**Dataset rows**

· · ·

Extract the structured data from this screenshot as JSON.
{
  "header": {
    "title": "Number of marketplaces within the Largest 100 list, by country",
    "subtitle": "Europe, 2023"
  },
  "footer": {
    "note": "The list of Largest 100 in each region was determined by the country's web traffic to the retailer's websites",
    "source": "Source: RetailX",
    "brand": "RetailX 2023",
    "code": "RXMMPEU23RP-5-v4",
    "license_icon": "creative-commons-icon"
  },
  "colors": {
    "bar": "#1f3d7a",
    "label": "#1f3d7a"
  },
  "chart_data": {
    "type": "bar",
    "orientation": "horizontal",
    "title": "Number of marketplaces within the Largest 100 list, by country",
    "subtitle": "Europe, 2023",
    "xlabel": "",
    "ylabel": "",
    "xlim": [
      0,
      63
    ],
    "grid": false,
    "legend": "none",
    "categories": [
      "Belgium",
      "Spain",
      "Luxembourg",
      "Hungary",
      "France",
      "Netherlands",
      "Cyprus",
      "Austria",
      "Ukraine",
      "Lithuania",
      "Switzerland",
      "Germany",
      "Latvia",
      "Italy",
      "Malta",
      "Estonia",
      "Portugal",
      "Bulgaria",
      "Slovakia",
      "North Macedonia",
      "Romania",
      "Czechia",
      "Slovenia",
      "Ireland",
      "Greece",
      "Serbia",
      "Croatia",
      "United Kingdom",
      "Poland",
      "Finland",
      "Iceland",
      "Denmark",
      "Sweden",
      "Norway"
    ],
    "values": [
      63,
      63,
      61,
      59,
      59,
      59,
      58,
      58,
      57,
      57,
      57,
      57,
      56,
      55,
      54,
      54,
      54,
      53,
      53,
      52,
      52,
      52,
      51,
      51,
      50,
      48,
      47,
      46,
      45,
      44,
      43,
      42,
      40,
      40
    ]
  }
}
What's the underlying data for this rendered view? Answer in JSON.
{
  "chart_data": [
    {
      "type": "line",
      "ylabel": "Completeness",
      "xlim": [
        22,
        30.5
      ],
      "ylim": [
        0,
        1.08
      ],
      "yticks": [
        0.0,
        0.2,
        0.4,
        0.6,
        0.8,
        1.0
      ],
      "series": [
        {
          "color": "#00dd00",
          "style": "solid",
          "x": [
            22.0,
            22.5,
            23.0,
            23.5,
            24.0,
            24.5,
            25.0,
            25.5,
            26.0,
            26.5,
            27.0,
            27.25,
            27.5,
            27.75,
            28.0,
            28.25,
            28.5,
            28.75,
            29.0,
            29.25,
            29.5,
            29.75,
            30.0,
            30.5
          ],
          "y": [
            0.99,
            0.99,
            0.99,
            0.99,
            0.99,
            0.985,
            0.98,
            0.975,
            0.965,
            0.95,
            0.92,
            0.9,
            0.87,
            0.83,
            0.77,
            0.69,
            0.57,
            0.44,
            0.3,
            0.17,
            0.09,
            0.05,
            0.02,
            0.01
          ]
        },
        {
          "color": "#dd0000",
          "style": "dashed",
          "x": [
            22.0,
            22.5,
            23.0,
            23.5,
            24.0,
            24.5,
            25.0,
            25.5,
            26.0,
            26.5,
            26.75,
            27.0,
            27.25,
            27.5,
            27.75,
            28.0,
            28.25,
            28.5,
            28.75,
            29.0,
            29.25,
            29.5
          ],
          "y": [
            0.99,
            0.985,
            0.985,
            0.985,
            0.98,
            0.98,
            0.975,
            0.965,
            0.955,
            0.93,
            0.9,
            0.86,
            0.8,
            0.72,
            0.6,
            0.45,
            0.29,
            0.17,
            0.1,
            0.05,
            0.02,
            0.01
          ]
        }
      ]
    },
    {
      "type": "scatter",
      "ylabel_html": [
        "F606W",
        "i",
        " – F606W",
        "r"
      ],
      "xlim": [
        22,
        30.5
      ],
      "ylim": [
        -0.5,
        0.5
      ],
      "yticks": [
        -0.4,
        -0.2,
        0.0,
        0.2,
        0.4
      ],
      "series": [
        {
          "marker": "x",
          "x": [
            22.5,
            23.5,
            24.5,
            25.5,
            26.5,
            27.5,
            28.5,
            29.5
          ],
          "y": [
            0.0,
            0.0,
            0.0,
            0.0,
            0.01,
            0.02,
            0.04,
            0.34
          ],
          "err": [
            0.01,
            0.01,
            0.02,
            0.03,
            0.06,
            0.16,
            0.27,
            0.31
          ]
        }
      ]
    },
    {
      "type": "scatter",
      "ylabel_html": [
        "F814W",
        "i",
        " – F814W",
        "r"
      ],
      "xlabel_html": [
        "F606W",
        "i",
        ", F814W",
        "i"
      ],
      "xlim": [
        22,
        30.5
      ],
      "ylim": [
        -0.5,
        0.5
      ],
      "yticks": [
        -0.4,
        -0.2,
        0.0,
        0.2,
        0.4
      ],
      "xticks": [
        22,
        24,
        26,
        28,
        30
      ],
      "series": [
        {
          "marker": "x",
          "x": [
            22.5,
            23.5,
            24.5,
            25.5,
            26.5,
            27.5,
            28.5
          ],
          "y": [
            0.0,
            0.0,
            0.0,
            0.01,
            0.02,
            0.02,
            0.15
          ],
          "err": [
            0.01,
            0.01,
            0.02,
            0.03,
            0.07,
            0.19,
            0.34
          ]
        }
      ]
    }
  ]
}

· · ·

**The request**
Would you restate each of the entries word for word?

**Expected answer**
Extract the structured data from this screenshot as JSON.
{
  "header": {
    "title": "Number of marketplaces within the Largest 100 list, by country",
    "subtitle": "Europe, 2023"
  },
  "footer": {
    "note": "The list of Largest 100 in each region was determined by the country's web traffic to the retailer's websites",
    "source": "Source: RetailX",
    "brand": "RetailX 2023",
    "code": "RXMMPEU23RP-5-v4",
    "license_icon": "creative-commons-icon"
  },
  "colors": {
    "bar": "#1f3d7a",
    "label": "#1f3d7a"
  },
  "chart_data": {
    "type": "bar",
    "orientation": "horizontal",
    "title": "Number of marketplaces within the Largest 100 list, by country",
    "subtitle": "Europe, 2023",
    "xlabel": "",
    "ylabel": "",
    "xlim": [
      0,
      63
    ],
    "grid": false,
    "legend": "none",
    "categories": [
      "Belgium",
      "Spain",
      "Luxembourg",
      "Hungary",
      "France",
      "Netherlands",
      "Cyprus",
      "Austria",
      "Ukraine",
      "Lithuania",
      "Switzerland",
      "Germany",
      "Latvia",
      "Italy",
      "Malta",
      "Estonia",
      "Portugal",
      "Bulgaria",
      "Slovakia",
      "North Macedonia",
      "Romania",
      "Czechia",
      "Slovenia",
      "Ireland",
      "Greece",
      "Serbia",
      "Croatia",
      "United Kingdom",
      "Poland",
      "Finland",
      "Iceland",
      "Denmark",
      "Sweden",
      "Norway"
    ],
    "values": [
      63,
      63,
      61,
      59,
      59,
      59,
      58,
      58,
      57,
      57,
      57,
      57,
      56,
      55,
      54,
      54,
      54,
      53,
      53,
      52,
      52,
      52,
      51,
      51,
      50,
      48,
      47,
      46,
      45,
      44,
      43,
      42,
      40,
      40
    ]
  }
}
What's the underlying data for this rendered view? Answer in JSON.
{
  "chart_data": [
    {
      "type": "line",
      "ylabel": "Completeness",
      "xlim": [
        22,
        30.5
      ],
      "ylim": [
        0,
        1.08
      ],
      "yticks": [
        0.0,
        0.2,
        0.4,
        0.6,
        0.8,
        1.0
      ],
      "series": [
        {
          "color": "#00dd00",
          "style": "solid",
          "x": [
            22.0,
            22.5,
            23.0,
            23.5,
            24.0,
            24.5,
            25.0,
            25.5,
            26.0,
            26.5,
            27.0,
            27.25,
            27.5,
            27.75,
            28.0,
            28.25,
            28.5,
            28.75,
            29.0,
            29.25,
            29.5,
            29.75,
            30.0,
            30.5
          ],
          "y": [
            0.99,
            0.99,
            0.99,
            0.99,
            0.99,
            0.985,
            0.98,
            0.975,
            0.965,
            0.95,
            0.92,
            0.9,
            0.87,
            0.83,
            0.77,
            0.69,
            0.57,
            0.44,
            0.3,
            0.17,
            0.09,
            0.05,
            0.02,
            0.01
          ]
        },
        {
          "color": "#dd0000",
          "style": "dashed",
          "x": [
            22.0,
            22.5,
            23.0,
            23.5,
            24.0,
            24.5,
            25.0,
            25.5,
            26.0,
            26.5,
            26.75,
            27.0,
            27.25,
            27.5,
            27.75,
            28.0,
            28.25,
            28.5,
            28.75,
            29.0,
            29.25,
            29.5
          ],
          "y": [
            0.99,
            0.985,
            0.985,
            0.985,
            0.98,
            0.98,
            0.975,
            0.965,
            0.955,
            0.93,
            0.9,
            0.86,
            0.8,
            0.72,
            0.6,
            0.45,
            0.29,
            0.17,
            0.1,
            0.05,
            0.02,
            0.01
          ]
        }
      ]
    },
    {
      "type": "scatter",
      "ylabel_html": [
        "F606W",
        "i",
        " – F606W",
        "r"
      ],
      "xlim": [
        22,
        30.5
      ],
      "ylim": [
        -0.5,
        0.5
      ],
      "yticks": [
        -0.4,
        -0.2,
        0.0,
        0.2,
        0.4
      ],
      "series": [
        {
          "marker": "x",
          "x": [
            22.5,
            23.5,
            24.5,
            25.5,
            26.5,
            27.5,
            28.5,
            29.5
          ],
          "y": [
            0.0,
            0.0,
            0.0,
            0.0,
            0.01,
            0.02,
            0.04,
            0.34
          ],
          "err": [
            0.01,
            0.01,
            0.02,
            0.03,
            0.06,
            0.16,
            0.27,
            0.31
          ]
        }
      ]
    },
    {
      "type": "scatter",
      "ylabel_html": [
        "F814W",
        "i",
        " – F814W",
        "r"
      ],
      "xlabel_html": [
        "F606W",
        "i",
        ", F814W",
        "i"
      ],
      "xlim": [
        22,
        30.5
      ],
      "ylim": [
        -0.5,
        0.5
      ],
      "yticks": [
        -0.4,
        -0.2,
        0.0,
        0.2,
        0.4
      ],
      "xticks": [
        22,
        24,
        26,
        28,
        30
      ],
      "series": [
        {
          "marker": "x",
          "x": [
            22.5,
            23.5,
            24.5,
            25.5,
            26.5,
            27.5,
            28.5
          ],
          "y": [
            0.0,
            0.0,
            0.0,
            0.01,
            0.02,
            0.02,
            0.15
          ],
          "err": [
            0.01,
            0.01,
            0.02,
            0.03,
            0.07,
            0.19,
            0.34
          ]
        }
      ]
    }
  ]
}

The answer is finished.